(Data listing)
════════════════

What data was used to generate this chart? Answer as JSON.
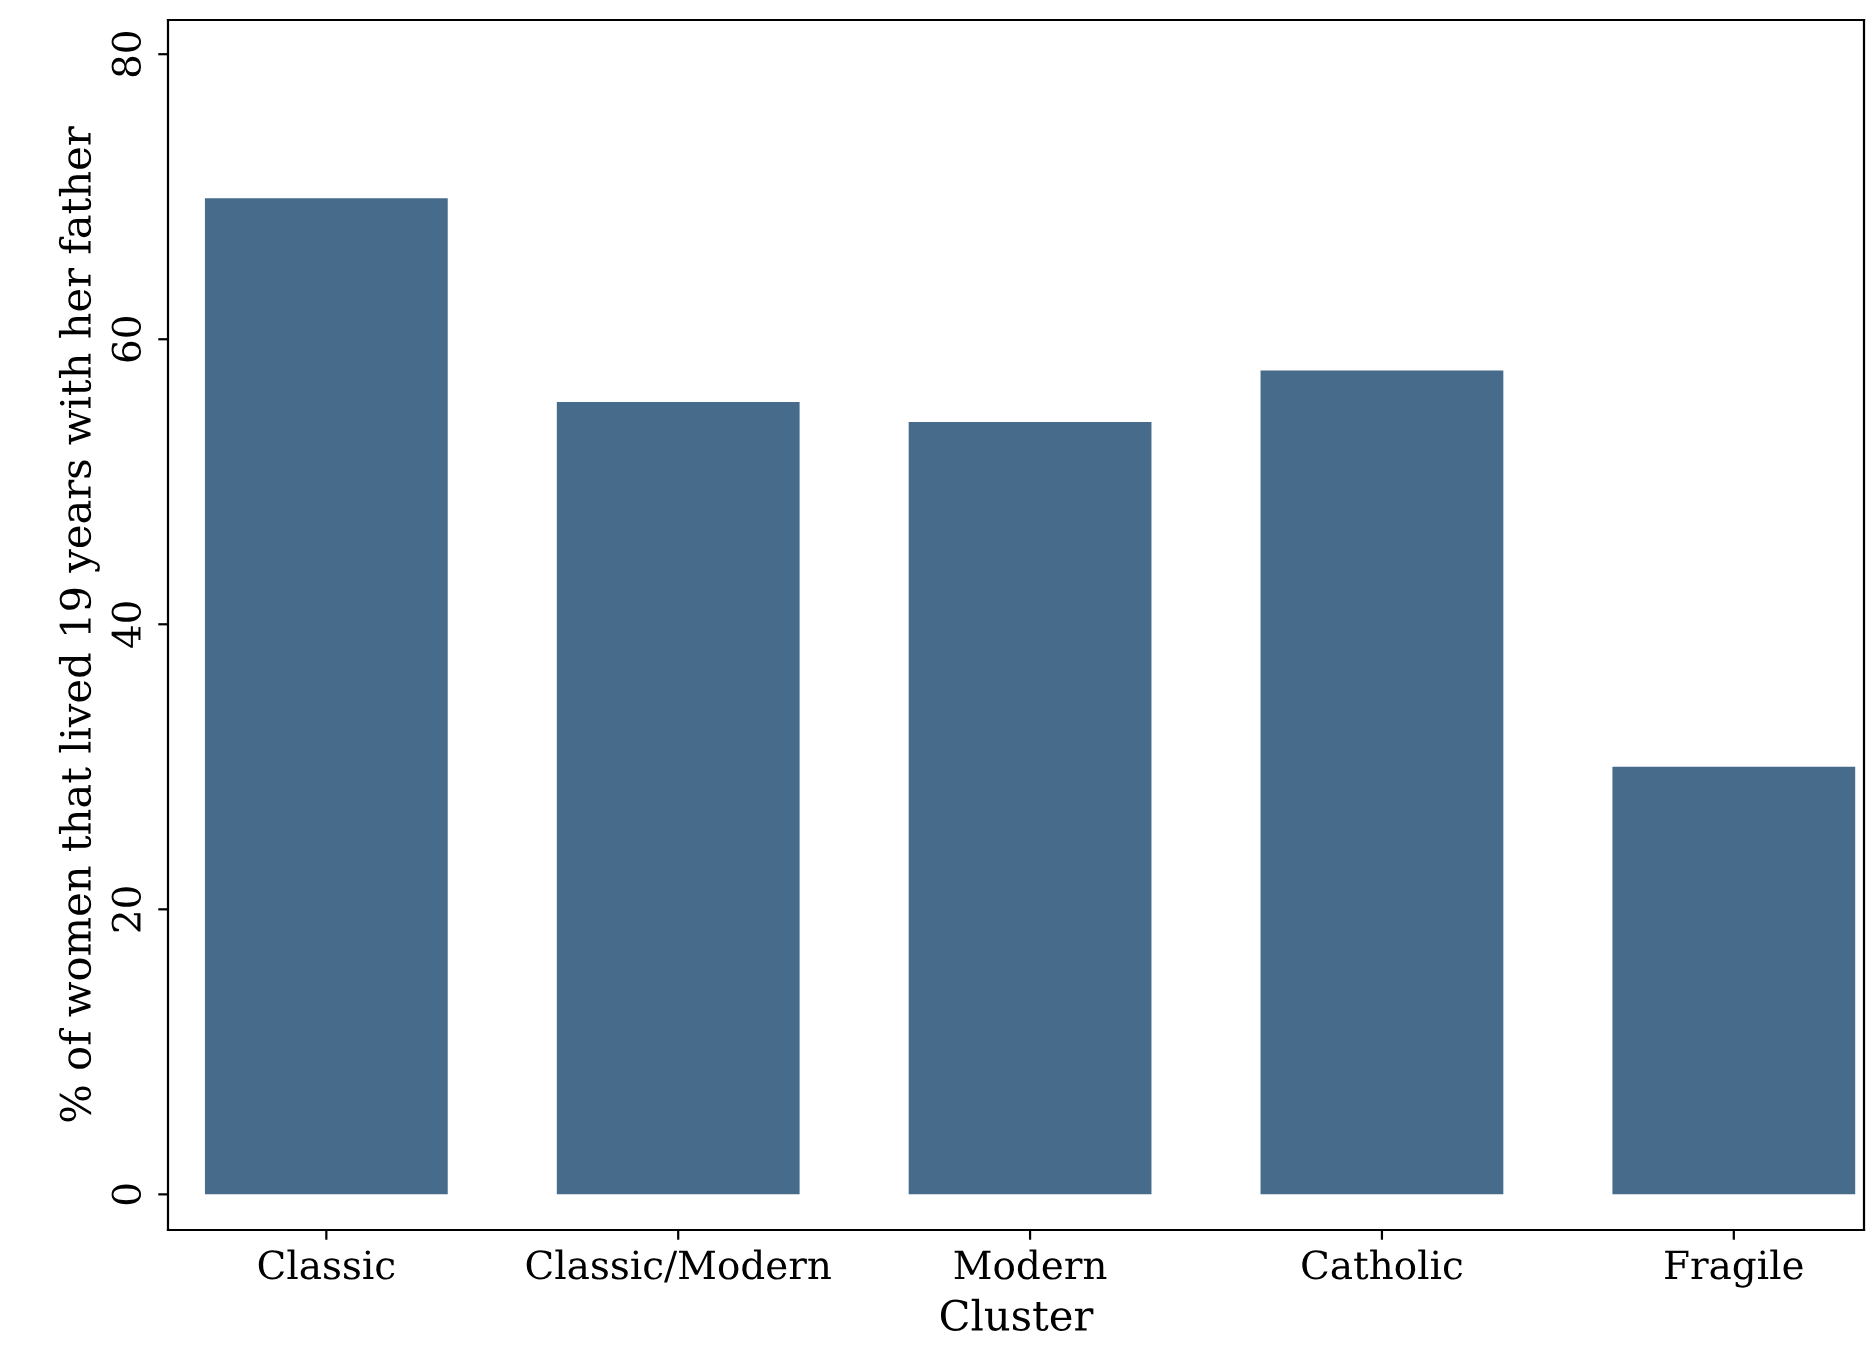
{
  "chart_data": {
    "type": "bar",
    "xlabel": "Cluster",
    "ylabel": "% of women that lived 19 years with her father",
    "categories": [
      "Classic",
      "Classic/Modern",
      "Modern",
      "Catholic",
      "Fragile"
    ],
    "values": [
      69.9,
      55.6,
      54.2,
      57.8,
      30.0
    ],
    "color": "#476b8a",
    "ylim": [
      -2.5,
      82.4
    ],
    "yticks": [
      0,
      20,
      40,
      60,
      80
    ],
    "grid": false,
    "legend": false
  }
}
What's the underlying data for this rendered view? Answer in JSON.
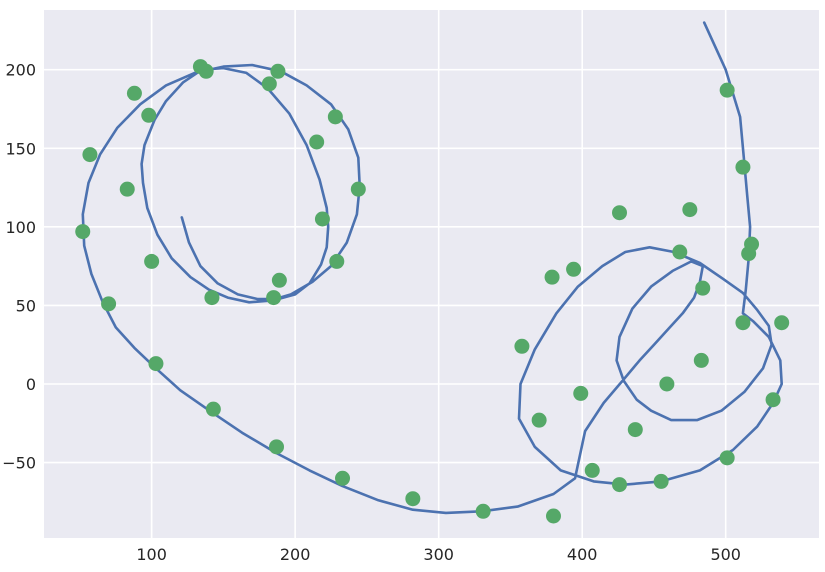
{
  "chart_data": {
    "type": "scatter",
    "title": "",
    "xlabel": "",
    "ylabel": "",
    "xlim": [
      25,
      565
    ],
    "ylim": [
      -98,
      238
    ],
    "x_ticks": [
      100,
      200,
      300,
      400,
      500
    ],
    "y_ticks": [
      -50,
      0,
      50,
      100,
      150,
      200
    ],
    "x_tick_labels": [
      "100",
      "200",
      "300",
      "400",
      "500"
    ],
    "y_tick_labels": [
      "−50",
      "0",
      "50",
      "100",
      "150",
      "200"
    ],
    "grid": true,
    "legend": "none",
    "colors": {
      "background": "#eaeaf2",
      "grid": "#ffffff",
      "line": "#4c72b0",
      "points": "#55a868"
    },
    "line": {
      "x": [
        485,
        500,
        510,
        513,
        515,
        517,
        516,
        514,
        512,
        519,
        530,
        538,
        539,
        533,
        522,
        505,
        482,
        455,
        430,
        408,
        385,
        367,
        356,
        357,
        367,
        382,
        397,
        414,
        430,
        447,
        464,
        482,
        498,
        512,
        522,
        530,
        532,
        526,
        513,
        497,
        480,
        462,
        448,
        438,
        429,
        424,
        426,
        435,
        448,
        463,
        476,
        484,
        482,
        478,
        470,
        460,
        450,
        440,
        428,
        415,
        402,
        395,
        380,
        355,
        330,
        305,
        282,
        258,
        233,
        210,
        187,
        163,
        142,
        120,
        103,
        88,
        75,
        66,
        58,
        53,
        52,
        56,
        64,
        76,
        92,
        110,
        130,
        150,
        170,
        190,
        208,
        225,
        237,
        244,
        245,
        243,
        236,
        225,
        212,
        197,
        182,
        168,
        153,
        140,
        127,
        114,
        104,
        97,
        94,
        93,
        95,
        102,
        110,
        122,
        135,
        150,
        166,
        181,
        196,
        208,
        217,
        222,
        223,
        222,
        218,
        210,
        200,
        188,
        174,
        160,
        146,
        134,
        126,
        121
      ],
      "y": [
        230,
        200,
        170,
        140,
        120,
        100,
        80,
        60,
        45,
        40,
        30,
        15,
        0,
        -12,
        -27,
        -42,
        -55,
        -62,
        -64,
        -62,
        -55,
        -40,
        -22,
        0,
        22,
        45,
        62,
        75,
        84,
        87,
        84,
        77,
        67,
        58,
        47,
        37,
        25,
        10,
        -5,
        -17,
        -23,
        -23,
        -17,
        -10,
        2,
        15,
        30,
        48,
        62,
        72,
        78,
        75,
        65,
        55,
        45,
        35,
        25,
        15,
        2,
        -12,
        -30,
        -60,
        -70,
        -78,
        -81,
        -82,
        -80,
        -74,
        -65,
        -55,
        -44,
        -31,
        -18,
        -4,
        10,
        23,
        36,
        52,
        70,
        88,
        108,
        128,
        146,
        163,
        178,
        190,
        198,
        202,
        203,
        199,
        190,
        178,
        162,
        144,
        126,
        108,
        90,
        75,
        65,
        57,
        53,
        52,
        55,
        60,
        68,
        80,
        95,
        112,
        128,
        140,
        152,
        168,
        180,
        192,
        200,
        201,
        198,
        188,
        172,
        152,
        130,
        112,
        100,
        87,
        76,
        64,
        57,
        54,
        54,
        57,
        64,
        75,
        90,
        106
      ]
    },
    "points": {
      "x": [
        501,
        512,
        518,
        516,
        512,
        539,
        533,
        501,
        455,
        426,
        407,
        370,
        358,
        379,
        394,
        426,
        475,
        468,
        484,
        483,
        459,
        437,
        399,
        380,
        331,
        282,
        233,
        187,
        143,
        103,
        70,
        52,
        57,
        88,
        134,
        188,
        228,
        244,
        229,
        185,
        142,
        100,
        83,
        98,
        138,
        182,
        215,
        219,
        189
      ],
      "y": [
        187,
        138,
        89,
        83,
        39,
        39,
        -10,
        -47,
        -62,
        -64,
        -55,
        -23,
        24,
        68,
        73,
        109,
        111,
        84,
        61,
        15,
        0,
        -29,
        -6,
        -84,
        -81,
        -73,
        -60,
        -40,
        -16,
        13,
        51,
        97,
        146,
        185,
        202,
        199,
        170,
        124,
        78,
        55,
        55,
        78,
        124,
        171,
        199,
        191,
        154,
        105,
        66
      ]
    }
  }
}
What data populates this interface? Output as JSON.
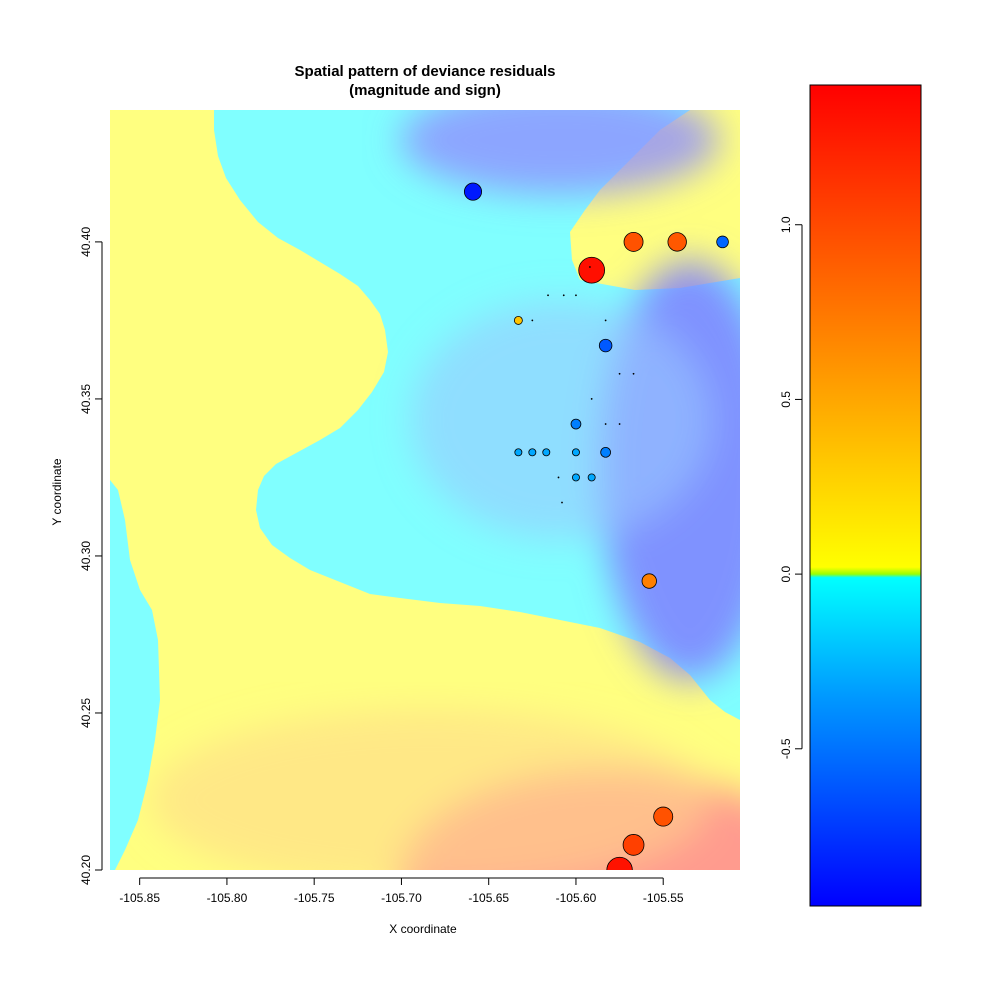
{
  "chart_data": [
    {
      "type": "scatter",
      "title": "Spatial pattern of  deviance residuals\n(magnitude and sign)",
      "xlabel": "X coordinate",
      "ylabel": "Y coordinate",
      "xlim": [
        -105.867,
        -105.506
      ],
      "ylim": [
        40.2,
        40.442
      ],
      "xticks": [
        -105.85,
        -105.8,
        -105.75,
        -105.7,
        -105.65,
        -105.6,
        -105.55
      ],
      "xtick_labels": [
        "-105.85",
        "-105.80",
        "-105.75",
        "-105.70",
        "-105.65",
        "-105.60",
        "-105.55"
      ],
      "yticks": [
        40.2,
        40.25,
        40.3,
        40.35,
        40.4
      ],
      "ytick_labels": [
        "40.20",
        "40.25",
        "40.30",
        "40.35",
        "40.40"
      ],
      "background": "interpolated residual surface: yellow (positive) / cyan-to-blue (negative), red toward bottom",
      "point_encoding": "circle size = residual magnitude, circle color = residual sign and value",
      "points": [
        {
          "x": -105.659,
          "y": 40.416,
          "r": -0.85
        },
        {
          "x": -105.591,
          "y": 40.391,
          "r": 1.32
        },
        {
          "x": -105.567,
          "y": 40.4,
          "r": 0.95
        },
        {
          "x": -105.542,
          "y": 40.4,
          "r": 0.92
        },
        {
          "x": -105.516,
          "y": 40.4,
          "r": -0.55
        },
        {
          "x": -105.633,
          "y": 40.375,
          "r": 0.35
        },
        {
          "x": -105.583,
          "y": 40.367,
          "r": -0.6
        },
        {
          "x": -105.6,
          "y": 40.342,
          "r": -0.45
        },
        {
          "x": -105.583,
          "y": 40.333,
          "r": -0.45
        },
        {
          "x": -105.6,
          "y": 40.333,
          "r": -0.3
        },
        {
          "x": -105.633,
          "y": 40.333,
          "r": -0.3
        },
        {
          "x": -105.625,
          "y": 40.333,
          "r": -0.3
        },
        {
          "x": -105.617,
          "y": 40.333,
          "r": -0.3
        },
        {
          "x": -105.6,
          "y": 40.325,
          "r": -0.3
        },
        {
          "x": -105.591,
          "y": 40.325,
          "r": -0.3
        },
        {
          "x": -105.558,
          "y": 40.292,
          "r": 0.7
        },
        {
          "x": -105.55,
          "y": 40.217,
          "r": 0.95
        },
        {
          "x": -105.567,
          "y": 40.208,
          "r": 1.05
        },
        {
          "x": -105.575,
          "y": 40.2,
          "r": 1.3
        },
        {
          "x": -105.61,
          "y": 40.325,
          "r": 0.05
        },
        {
          "x": -105.607,
          "y": 40.383,
          "r": 0.05
        },
        {
          "x": -105.6,
          "y": 40.383,
          "r": 0.05
        },
        {
          "x": -105.616,
          "y": 40.383,
          "r": 0.05
        },
        {
          "x": -105.625,
          "y": 40.375,
          "r": 0.05
        },
        {
          "x": -105.592,
          "y": 40.392,
          "r": 0.05
        },
        {
          "x": -105.583,
          "y": 40.375,
          "r": 0.05
        },
        {
          "x": -105.575,
          "y": 40.358,
          "r": 0.05
        },
        {
          "x": -105.567,
          "y": 40.358,
          "r": 0.05
        },
        {
          "x": -105.575,
          "y": 40.342,
          "r": 0.05
        },
        {
          "x": -105.583,
          "y": 40.342,
          "r": 0.05
        },
        {
          "x": -105.591,
          "y": 40.35,
          "r": 0.05
        },
        {
          "x": -105.608,
          "y": 40.317,
          "r": 0.05
        }
      ]
    },
    {
      "type": "colorbar",
      "range": [
        -0.95,
        1.4
      ],
      "ticks": [
        -0.5,
        0.0,
        0.5,
        1.0
      ],
      "tick_labels": [
        "-0.5",
        "0.0",
        "0.5",
        "1.0"
      ],
      "stops": [
        {
          "value": -0.95,
          "color": "#0000ff"
        },
        {
          "value": -0.35,
          "color": "#0099ff"
        },
        {
          "value": -0.01,
          "color": "#00ffff"
        },
        {
          "value": 0.0,
          "color": "#99ff00"
        },
        {
          "value": 0.02,
          "color": "#ffff00"
        },
        {
          "value": 0.3,
          "color": "#ffcc00"
        },
        {
          "value": 0.75,
          "color": "#ff7700"
        },
        {
          "value": 1.4,
          "color": "#ff0000"
        }
      ]
    }
  ],
  "colors": {
    "positive_surface": "#ffff80",
    "negative_surface": "#80ffff",
    "strong_negative_surface": "#8080ff",
    "strong_positive_surface": "#ff8080"
  }
}
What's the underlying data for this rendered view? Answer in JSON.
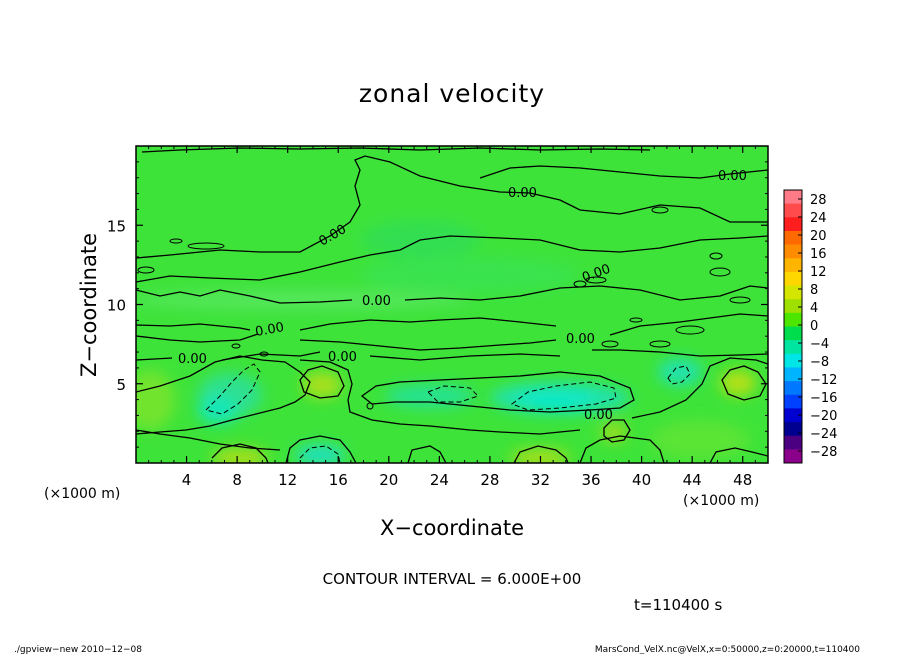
{
  "chart_data": {
    "type": "heatmap",
    "title": "zonal velocity",
    "xlabel": "X−coordinate",
    "ylabel": "Z−coordinate",
    "x_unit": "(×1000 m)",
    "y_unit": "(×1000 m)",
    "x_ticks": [
      "4",
      "8",
      "12",
      "16",
      "20",
      "24",
      "28",
      "32",
      "36",
      "40",
      "44",
      "48"
    ],
    "x_tick_values": [
      4,
      8,
      12,
      16,
      20,
      24,
      28,
      32,
      36,
      40,
      44,
      48
    ],
    "y_ticks": [
      "5",
      "10",
      "15"
    ],
    "y_tick_values": [
      5,
      10,
      15
    ],
    "xlim": [
      0,
      50
    ],
    "ylim": [
      0,
      20
    ],
    "colorbar_ticks": [
      "28",
      "24",
      "20",
      "16",
      "12",
      "8",
      "4",
      "0",
      "−4",
      "−8",
      "−12",
      "−16",
      "−20",
      "−24",
      "−28"
    ],
    "colorbar_colors": [
      "#ff7b87",
      "#ff4b4b",
      "#ff1e1e",
      "#ff6a00",
      "#ff8c00",
      "#ffb400",
      "#ffd700",
      "#d4e600",
      "#a0e000",
      "#4ce600",
      "#00dd4c",
      "#00e6a0",
      "#00e6e6",
      "#00b4ff",
      "#0078ff",
      "#0040ff",
      "#0000d0",
      "#000090",
      "#4b0082",
      "#8a008a"
    ],
    "contour_labels": [
      "0.00",
      "0.00",
      "0.00",
      "0.00",
      "0.00",
      "0.00",
      "0.00",
      "0.00",
      "0.00",
      "0.00",
      "0.00"
    ],
    "contour_interval_text": "CONTOUR INTERVAL = 6.000E+00",
    "time_text": "t=110400 s",
    "footer_left": "./gpview−new  2010−12−08",
    "footer_right": "MarsCond_VelX.nc@VelX,x=0:50000,z=0:20000,t=110400",
    "grid": false
  }
}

════════════════

Task statement:
Looking at the material above, count the lines that hold "ylabel" and give the total alone.

Correct answer:
4